- _Short task_
Make an exact copy of all the entries, with the pictures left out.

- _Entries shown_
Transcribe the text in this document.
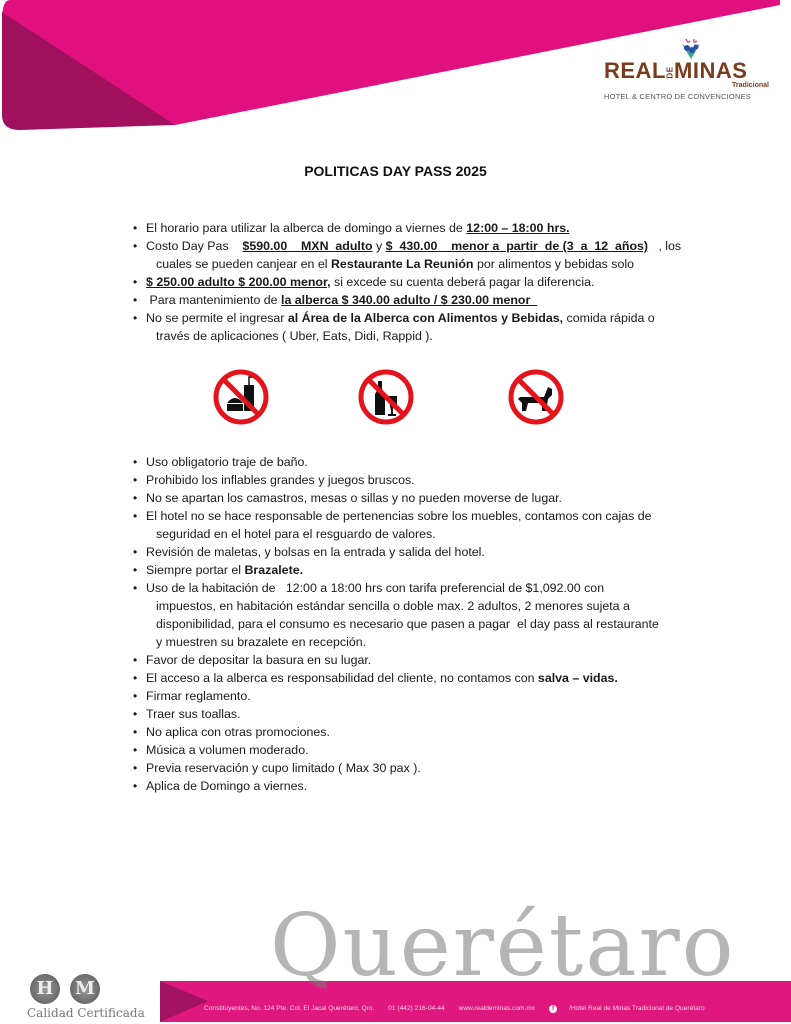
REALDEMINAS
Tradicional
HOTEL & CENTRO DE CONVENCIONES
POLITICAS DAY PASS 2025
• El horario para utilizar la alberca de domingo a viernes de 12:00 – 18:00 hrs.
• Costo Day Pas    $590.00    MXN  adulto y $  430.00    menor a  partir  de (3  a  12  años)   , los
cuales se pueden canjear en el Restaurante La Reunión por alimentos y bebidas solo
• $ 250.00 adulto $ 200.00 menor, si excede su cuenta deberá pagar la diferencia.
•  Para mantenimiento de la alberca $ 340.00 adulto / $ 230.00 menor
• No se permite el ingresar al Área de la Alberca con Alimentos y Bebidas, comida rápida o
través de aplicaciones ( Uber, Eats, Didi, Rappid ).
• Uso obligatorio traje de baño.
• Prohibido los inflables grandes y juegos bruscos.
• No se apartan los camastros, mesas o sillas y no pueden moverse de lugar.
• El hotel no se hace responsable de pertenencias sobre los muebles, contamos con cajas de
seguridad en el hotel para el resguardo de valores.
• Revisión de maletas, y bolsas en la entrada y salida del hotel.
• Siempre portar el Brazalete.
• Uso de la habitación de   12:00 a 18:00 hrs con tarifa preferencial de $1,092.00 con
impuestos, en habitación estándar sencilla o doble max. 2 adultos, 2 menores sujeta a
disponibilidad, para el consumo es necesario que pasen a pagar  el day pass al restaurante
y muestren su brazalete en recepción.
• Favor de depositar la basura en su lugar.
• El acceso a la alberca es responsabilidad del cliente, no contamos con salva – vidas.
• Firmar reglamento.
• Traer sus toallas.
• No aplica con otras promociones.
• Música a volumen moderado.
• Previa reservación y cupo limitado ( Max 30 pax ).
• Aplica de Domingo a viernes.
Querétaro
H	M
Calidad Certificada	Constituyentes, No. 124 Pte. Col. El Jacal Querétaro, Qro. 01 (442) 216-04-44 www.realdeminas.com.mx	f /Hotel Real de Minas Tradicional de Querétaro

- _Solution to this problem_
Transcribe the text in this document.
REALDEMINAS
Tradicional
HOTEL & CENTRO DE CONVENCIONES
POLITICAS DAY PASS 2025
• El horario para utilizar la alberca de domingo a viernes de 12:00 – 18:00 hrs.
• Costo Day Pas    $590.00    MXN  adulto y $  430.00    menor a  partir  de (3  a  12  años)   , los
cuales se pueden canjear en el Restaurante La Reunión por alimentos y bebidas solo
• $ 250.00 adulto $ 200.00 menor, si excede su cuenta deberá pagar la diferencia.
•  Para mantenimiento de la alberca $ 340.00 adulto / $ 230.00 menor
• No se permite el ingresar al Área de la Alberca con Alimentos y Bebidas, comida rápida o
través de aplicaciones ( Uber, Eats, Didi, Rappid ).
• Uso obligatorio traje de baño.
• Prohibido los inflables grandes y juegos bruscos.
• No se apartan los camastros, mesas o sillas y no pueden moverse de lugar.
• El hotel no se hace responsable de pertenencias sobre los muebles, contamos con cajas de
seguridad en el hotel para el resguardo de valores.
• Revisión de maletas, y bolsas en la entrada y salida del hotel.
• Siempre portar el Brazalete.
• Uso de la habitación de   12:00 a 18:00 hrs con tarifa preferencial de $1,092.00 con
impuestos, en habitación estándar sencilla o doble max. 2 adultos, 2 menores sujeta a
disponibilidad, para el consumo es necesario que pasen a pagar  el day pass al restaurante
y muestren su brazalete en recepción.
• Favor de depositar la basura en su lugar.
• El acceso a la alberca es responsabilidad del cliente, no contamos con salva – vidas.
• Firmar reglamento.
• Traer sus toallas.
• No aplica con otras promociones.
• Música a volumen moderado.
• Previa reservación y cupo limitado ( Max 30 pax ).
• Aplica de Domingo a viernes.
Querétaro
H	M
Calidad Certificada	Constituyentes, No. 124 Pte. Col. El Jacal Querétaro, Qro. 01 (442) 216-04-44 www.realdeminas.com.mx	f /Hotel Real de Minas Tradicional de Querétaro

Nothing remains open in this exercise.